#### [What to do]
Below is a block of records: output all of them exactly and leave out the pictures.
--- Material for the task ---
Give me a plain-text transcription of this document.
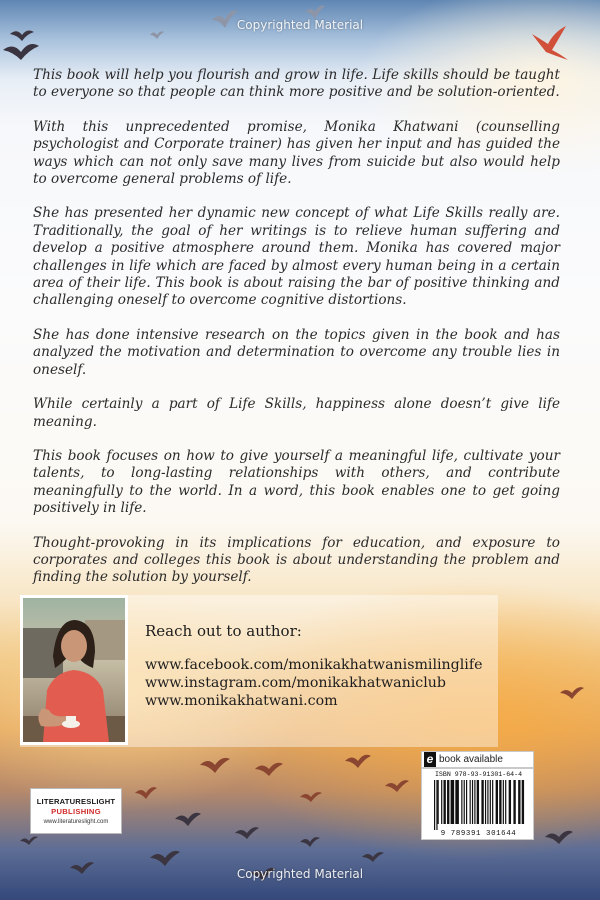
Copyrighted Material

This book will help you flourish and grow in life. Life skills should be taught to everyone so that people can think more positive and be solution-oriented.

With this unprecedented promise, Monika Khatwani (counselling psychologist and Corporate trainer) has given her input and has guided the ways which can not only save many lives from suicide but also would help to overcome general problems of life.

She has presented her dynamic new concept of what Life Skills really are. Traditionally, the goal of her writings is to relieve human suffering and develop a positive atmosphere around them. Monika has covered major challenges in life which are faced by almost every human being in a certain area of their life. This book is about raising the bar of positive thinking and challenging oneself to overcome cognitive distortions.

She has done intensive research on the topics given in the book and has analyzed the motivation and determination to overcome any trouble lies in oneself.

While certainly a part of Life Skills, happiness alone doesn’t give life meaning.

This book focuses on how to give yourself a meaningful life, cultivate your talents, to long-lasting relationships with others, and contribute meaningfully to the world. In a word, this book enables one to get going positively in life.

Thought-provoking in its implications for education, and exposure to corporates and colleges this book is about understanding the problem and finding the solution by yourself.

Reach out to author:
www.facebook.com/monikakhatwanismilinglife
www.instagram.com/monikakhatwaniclub
www.monikakhatwani.com
LITERATURESLIGHT
PUBLISHING
www.literatureslight.com
e book available
ISBN 978-93-91301-64-4
9 789391 301644
Copyrighted Material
---
#### [Right answer]
Give me a plain-text transcription of this document.
Copyrighted Material

This book will help you flourish and grow in life. Life skills should be taught to everyone so that people can think more positive and be solution-oriented.

With this unprecedented promise, Monika Khatwani (counselling psychologist and Corporate trainer) has given her input and has guided the ways which can not only save many lives from suicide but also would help to overcome general problems of life.

She has presented her dynamic new concept of what Life Skills really are. Traditionally, the goal of her writings is to relieve human suffering and develop a positive atmosphere around them. Monika has covered major challenges in life which are faced by almost every human being in a certain area of their life. This book is about raising the bar of positive thinking and challenging oneself to overcome cognitive distortions.

She has done intensive research on the topics given in the book and has analyzed the motivation and determination to overcome any trouble lies in oneself.

While certainly a part of Life Skills, happiness alone doesn’t give life meaning.

This book focuses on how to give yourself a meaningful life, cultivate your talents, to long-lasting relationships with others, and contribute meaningfully to the world. In a word, this book enables one to get going positively in life.

Thought-provoking in its implications for education, and exposure to corporates and colleges this book is about understanding the problem and finding the solution by yourself.

Reach out to author:
www.facebook.com/monikakhatwanismilinglife
www.instagram.com/monikakhatwaniclub
www.monikakhatwani.com
LITERATURESLIGHT
PUBLISHING
www.literatureslight.com
e book available
ISBN 978-93-91301-64-4
9 789391 301644
Copyrighted Material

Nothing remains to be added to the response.